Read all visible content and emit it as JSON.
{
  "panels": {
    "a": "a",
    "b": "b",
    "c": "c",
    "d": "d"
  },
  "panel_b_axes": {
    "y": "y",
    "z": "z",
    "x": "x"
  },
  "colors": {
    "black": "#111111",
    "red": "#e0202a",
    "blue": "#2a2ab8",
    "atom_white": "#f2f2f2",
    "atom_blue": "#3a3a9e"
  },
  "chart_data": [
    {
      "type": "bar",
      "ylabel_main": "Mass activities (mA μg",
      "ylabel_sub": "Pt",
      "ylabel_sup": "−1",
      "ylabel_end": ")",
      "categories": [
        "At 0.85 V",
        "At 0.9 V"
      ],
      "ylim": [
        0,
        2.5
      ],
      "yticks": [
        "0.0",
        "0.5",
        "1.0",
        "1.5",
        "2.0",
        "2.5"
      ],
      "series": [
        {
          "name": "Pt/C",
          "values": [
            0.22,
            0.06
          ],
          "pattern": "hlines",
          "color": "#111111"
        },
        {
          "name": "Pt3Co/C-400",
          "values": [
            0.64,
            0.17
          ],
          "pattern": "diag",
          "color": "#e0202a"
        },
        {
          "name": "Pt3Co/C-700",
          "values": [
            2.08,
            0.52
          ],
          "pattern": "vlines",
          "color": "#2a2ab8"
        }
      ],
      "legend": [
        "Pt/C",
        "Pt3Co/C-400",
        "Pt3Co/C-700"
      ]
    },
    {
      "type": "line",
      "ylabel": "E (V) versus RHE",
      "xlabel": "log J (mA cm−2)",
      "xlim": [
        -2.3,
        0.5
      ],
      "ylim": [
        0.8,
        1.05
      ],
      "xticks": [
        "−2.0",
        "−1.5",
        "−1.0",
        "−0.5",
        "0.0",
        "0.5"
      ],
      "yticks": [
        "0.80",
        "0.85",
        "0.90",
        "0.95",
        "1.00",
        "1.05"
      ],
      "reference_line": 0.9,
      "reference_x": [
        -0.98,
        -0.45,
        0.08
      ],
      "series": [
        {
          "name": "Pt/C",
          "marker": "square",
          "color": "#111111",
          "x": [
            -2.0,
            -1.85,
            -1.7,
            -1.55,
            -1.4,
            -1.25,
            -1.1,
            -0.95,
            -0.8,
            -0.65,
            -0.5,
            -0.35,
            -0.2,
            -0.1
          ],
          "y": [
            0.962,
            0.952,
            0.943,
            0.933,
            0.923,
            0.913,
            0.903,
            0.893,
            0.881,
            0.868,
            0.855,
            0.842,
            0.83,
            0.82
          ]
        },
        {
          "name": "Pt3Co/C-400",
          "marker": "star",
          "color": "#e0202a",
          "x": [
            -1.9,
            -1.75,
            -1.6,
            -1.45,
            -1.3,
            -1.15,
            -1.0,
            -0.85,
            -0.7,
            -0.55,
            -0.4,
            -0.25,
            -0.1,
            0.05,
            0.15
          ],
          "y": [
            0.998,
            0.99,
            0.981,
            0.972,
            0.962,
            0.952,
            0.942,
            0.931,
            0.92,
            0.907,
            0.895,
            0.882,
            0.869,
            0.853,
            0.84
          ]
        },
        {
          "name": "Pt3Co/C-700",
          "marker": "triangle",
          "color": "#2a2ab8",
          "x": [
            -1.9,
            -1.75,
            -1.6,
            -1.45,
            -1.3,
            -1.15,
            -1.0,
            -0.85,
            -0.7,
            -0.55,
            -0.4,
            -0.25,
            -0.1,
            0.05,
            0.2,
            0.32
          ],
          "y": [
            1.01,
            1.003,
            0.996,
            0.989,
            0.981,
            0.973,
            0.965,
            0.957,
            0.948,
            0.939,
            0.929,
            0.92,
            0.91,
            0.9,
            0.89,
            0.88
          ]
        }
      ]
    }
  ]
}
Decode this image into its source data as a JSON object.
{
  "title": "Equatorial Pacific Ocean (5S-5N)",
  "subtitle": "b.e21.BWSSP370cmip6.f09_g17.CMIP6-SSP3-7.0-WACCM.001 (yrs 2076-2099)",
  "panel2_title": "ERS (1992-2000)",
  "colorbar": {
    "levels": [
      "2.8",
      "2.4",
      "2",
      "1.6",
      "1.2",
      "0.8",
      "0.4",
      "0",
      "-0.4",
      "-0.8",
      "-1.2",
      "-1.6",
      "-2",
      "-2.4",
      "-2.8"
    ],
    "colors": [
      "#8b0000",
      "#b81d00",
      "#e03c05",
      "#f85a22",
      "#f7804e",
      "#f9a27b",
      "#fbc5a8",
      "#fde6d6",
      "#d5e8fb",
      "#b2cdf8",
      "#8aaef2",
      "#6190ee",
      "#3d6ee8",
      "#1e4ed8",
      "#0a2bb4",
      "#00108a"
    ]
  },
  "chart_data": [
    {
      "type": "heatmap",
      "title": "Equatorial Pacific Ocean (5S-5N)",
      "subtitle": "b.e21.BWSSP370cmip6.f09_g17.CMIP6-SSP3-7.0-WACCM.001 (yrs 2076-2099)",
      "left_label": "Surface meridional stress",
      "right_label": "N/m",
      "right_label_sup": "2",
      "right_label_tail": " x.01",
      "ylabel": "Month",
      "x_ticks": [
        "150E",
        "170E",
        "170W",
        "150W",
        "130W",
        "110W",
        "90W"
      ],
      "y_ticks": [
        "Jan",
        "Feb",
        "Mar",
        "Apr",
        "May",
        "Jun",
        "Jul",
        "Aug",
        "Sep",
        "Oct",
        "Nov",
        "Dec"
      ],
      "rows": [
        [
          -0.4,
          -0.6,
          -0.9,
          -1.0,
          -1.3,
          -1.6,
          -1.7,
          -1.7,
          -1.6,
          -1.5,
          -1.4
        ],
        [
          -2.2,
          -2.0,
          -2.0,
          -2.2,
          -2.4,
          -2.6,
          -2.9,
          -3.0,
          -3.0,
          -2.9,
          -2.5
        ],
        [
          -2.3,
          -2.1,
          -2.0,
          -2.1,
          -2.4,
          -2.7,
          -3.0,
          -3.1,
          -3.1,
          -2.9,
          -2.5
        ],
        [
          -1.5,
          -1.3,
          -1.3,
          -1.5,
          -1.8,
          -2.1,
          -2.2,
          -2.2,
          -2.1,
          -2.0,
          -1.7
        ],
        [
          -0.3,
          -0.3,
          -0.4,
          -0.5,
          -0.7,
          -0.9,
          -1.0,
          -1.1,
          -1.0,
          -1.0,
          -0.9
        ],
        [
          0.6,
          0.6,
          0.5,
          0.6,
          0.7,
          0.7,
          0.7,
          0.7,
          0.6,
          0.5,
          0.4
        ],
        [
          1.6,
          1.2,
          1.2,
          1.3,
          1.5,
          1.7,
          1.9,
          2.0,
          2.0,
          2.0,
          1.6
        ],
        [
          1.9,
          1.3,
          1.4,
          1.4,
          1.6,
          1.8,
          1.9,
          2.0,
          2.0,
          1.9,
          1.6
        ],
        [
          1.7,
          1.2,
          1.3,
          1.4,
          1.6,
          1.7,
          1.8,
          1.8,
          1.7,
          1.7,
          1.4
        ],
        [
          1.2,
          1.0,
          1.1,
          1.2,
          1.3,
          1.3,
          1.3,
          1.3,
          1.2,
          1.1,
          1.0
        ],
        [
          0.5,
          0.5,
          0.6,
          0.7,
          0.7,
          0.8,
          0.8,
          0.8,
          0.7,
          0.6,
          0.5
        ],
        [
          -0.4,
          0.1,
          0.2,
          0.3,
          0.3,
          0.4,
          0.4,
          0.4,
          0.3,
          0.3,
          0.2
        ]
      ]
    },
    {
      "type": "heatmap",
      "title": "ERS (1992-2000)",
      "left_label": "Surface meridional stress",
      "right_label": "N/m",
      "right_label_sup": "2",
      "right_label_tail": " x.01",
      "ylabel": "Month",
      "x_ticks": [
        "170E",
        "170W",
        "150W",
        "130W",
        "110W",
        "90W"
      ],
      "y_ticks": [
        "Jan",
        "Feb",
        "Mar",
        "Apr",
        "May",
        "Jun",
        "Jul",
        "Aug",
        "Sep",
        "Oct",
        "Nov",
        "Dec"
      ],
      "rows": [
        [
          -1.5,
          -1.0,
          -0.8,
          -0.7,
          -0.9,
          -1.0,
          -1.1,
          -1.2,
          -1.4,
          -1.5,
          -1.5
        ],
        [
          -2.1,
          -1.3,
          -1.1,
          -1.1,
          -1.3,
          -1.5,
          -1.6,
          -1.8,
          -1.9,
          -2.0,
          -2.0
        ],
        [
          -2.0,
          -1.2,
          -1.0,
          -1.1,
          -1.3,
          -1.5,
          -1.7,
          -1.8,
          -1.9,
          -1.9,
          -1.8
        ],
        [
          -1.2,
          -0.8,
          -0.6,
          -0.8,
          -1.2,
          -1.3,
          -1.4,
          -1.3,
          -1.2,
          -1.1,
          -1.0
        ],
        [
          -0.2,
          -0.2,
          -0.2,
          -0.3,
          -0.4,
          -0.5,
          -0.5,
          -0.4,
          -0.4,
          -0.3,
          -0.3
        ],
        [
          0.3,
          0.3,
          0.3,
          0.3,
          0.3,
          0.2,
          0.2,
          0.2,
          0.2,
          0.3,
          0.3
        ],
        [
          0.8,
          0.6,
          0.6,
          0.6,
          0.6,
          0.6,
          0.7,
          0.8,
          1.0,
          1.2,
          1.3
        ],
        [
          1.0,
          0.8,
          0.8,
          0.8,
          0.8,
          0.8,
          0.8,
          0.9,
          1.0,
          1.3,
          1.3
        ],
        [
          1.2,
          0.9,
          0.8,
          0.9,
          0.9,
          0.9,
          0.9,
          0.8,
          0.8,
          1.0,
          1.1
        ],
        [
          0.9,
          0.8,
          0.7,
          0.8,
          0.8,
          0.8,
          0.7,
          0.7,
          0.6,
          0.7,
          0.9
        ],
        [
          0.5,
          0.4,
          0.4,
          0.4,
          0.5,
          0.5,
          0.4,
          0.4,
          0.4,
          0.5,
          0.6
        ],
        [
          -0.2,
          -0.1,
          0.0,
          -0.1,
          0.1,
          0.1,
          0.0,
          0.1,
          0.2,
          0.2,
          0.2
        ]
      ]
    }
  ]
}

····················

Across the records above, count the lines holding "JSON" and reply with that number alone.

SOLUTION FOR THIS EXERCISE:
2